### Dataset

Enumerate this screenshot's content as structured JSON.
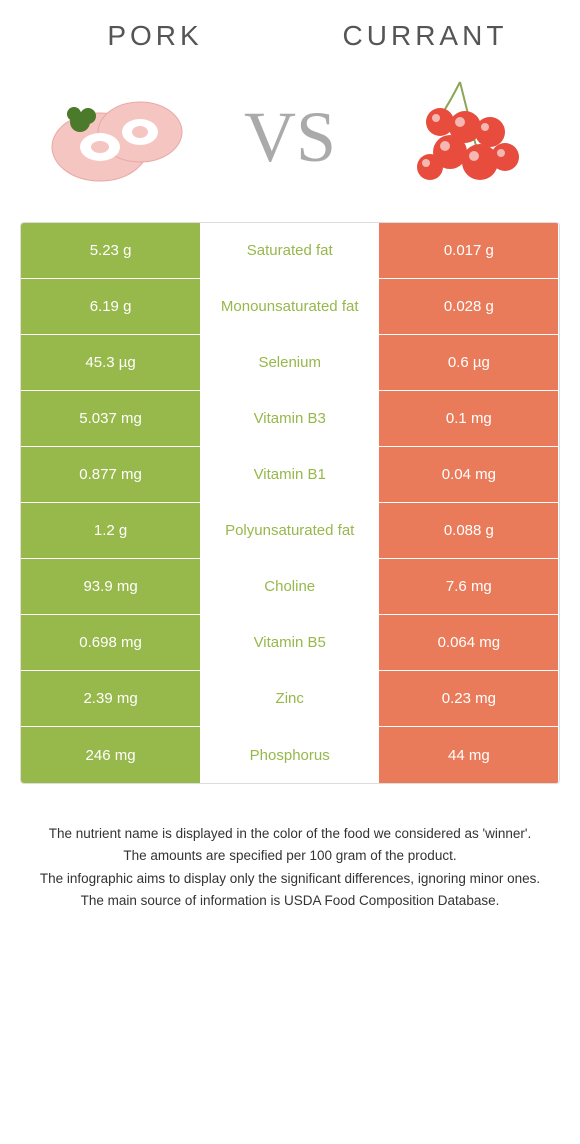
{
  "header": {
    "left_name": "PORK",
    "right_name": "CURRANT",
    "vs_text": "VS"
  },
  "colors": {
    "left_fill": "#97b84b",
    "right_fill": "#e97b5a",
    "row_border": "#ffffff",
    "background": "#ffffff",
    "text": "#333333",
    "winner_left_text": "#97b84b",
    "winner_right_text": "#e97b5a"
  },
  "table": {
    "rows": [
      {
        "left": "5.23 g",
        "label": "Saturated fat",
        "right": "0.017 g",
        "winner": "left"
      },
      {
        "left": "6.19 g",
        "label": "Monounsaturated fat",
        "right": "0.028 g",
        "winner": "left"
      },
      {
        "left": "45.3 µg",
        "label": "Selenium",
        "right": "0.6 µg",
        "winner": "left"
      },
      {
        "left": "5.037 mg",
        "label": "Vitamin B3",
        "right": "0.1 mg",
        "winner": "left"
      },
      {
        "left": "0.877 mg",
        "label": "Vitamin B1",
        "right": "0.04 mg",
        "winner": "left"
      },
      {
        "left": "1.2 g",
        "label": "Polyunsaturated fat",
        "right": "0.088 g",
        "winner": "left"
      },
      {
        "left": "93.9 mg",
        "label": "Choline",
        "right": "7.6 mg",
        "winner": "left"
      },
      {
        "left": "0.698 mg",
        "label": "Vitamin B5",
        "right": "0.064 mg",
        "winner": "left"
      },
      {
        "left": "2.39 mg",
        "label": "Zinc",
        "right": "0.23 mg",
        "winner": "left"
      },
      {
        "left": "246 mg",
        "label": "Phosphorus",
        "right": "44 mg",
        "winner": "left"
      }
    ]
  },
  "footer": {
    "line1": "The nutrient name is displayed in the color of the food we considered as 'winner'.",
    "line2": "The amounts are specified per 100 gram of the product.",
    "line3": "The infographic aims to display only the significant differences, ignoring minor ones.",
    "line4": "The main source of information is USDA Food Composition Database."
  }
}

### Task to carry out
Output the entries above exactly, without their pictures.

### Solution
Enumerate this screenshot's content as structured JSON.
{
  "header": {
    "left_name": "PORK",
    "right_name": "CURRANT",
    "vs_text": "VS"
  },
  "colors": {
    "left_fill": "#97b84b",
    "right_fill": "#e97b5a",
    "row_border": "#ffffff",
    "background": "#ffffff",
    "text": "#333333",
    "winner_left_text": "#97b84b",
    "winner_right_text": "#e97b5a"
  },
  "table": {
    "rows": [
      {
        "left": "5.23 g",
        "label": "Saturated fat",
        "right": "0.017 g",
        "winner": "left"
      },
      {
        "left": "6.19 g",
        "label": "Monounsaturated fat",
        "right": "0.028 g",
        "winner": "left"
      },
      {
        "left": "45.3 µg",
        "label": "Selenium",
        "right": "0.6 µg",
        "winner": "left"
      },
      {
        "left": "5.037 mg",
        "label": "Vitamin B3",
        "right": "0.1 mg",
        "winner": "left"
      },
      {
        "left": "0.877 mg",
        "label": "Vitamin B1",
        "right": "0.04 mg",
        "winner": "left"
      },
      {
        "left": "1.2 g",
        "label": "Polyunsaturated fat",
        "right": "0.088 g",
        "winner": "left"
      },
      {
        "left": "93.9 mg",
        "label": "Choline",
        "right": "7.6 mg",
        "winner": "left"
      },
      {
        "left": "0.698 mg",
        "label": "Vitamin B5",
        "right": "0.064 mg",
        "winner": "left"
      },
      {
        "left": "2.39 mg",
        "label": "Zinc",
        "right": "0.23 mg",
        "winner": "left"
      },
      {
        "left": "246 mg",
        "label": "Phosphorus",
        "right": "44 mg",
        "winner": "left"
      }
    ]
  },
  "footer": {
    "line1": "The nutrient name is displayed in the color of the food we considered as 'winner'.",
    "line2": "The amounts are specified per 100 gram of the product.",
    "line3": "The infographic aims to display only the significant differences, ignoring minor ones.",
    "line4": "The main source of information is USDA Food Composition Database."
  }
}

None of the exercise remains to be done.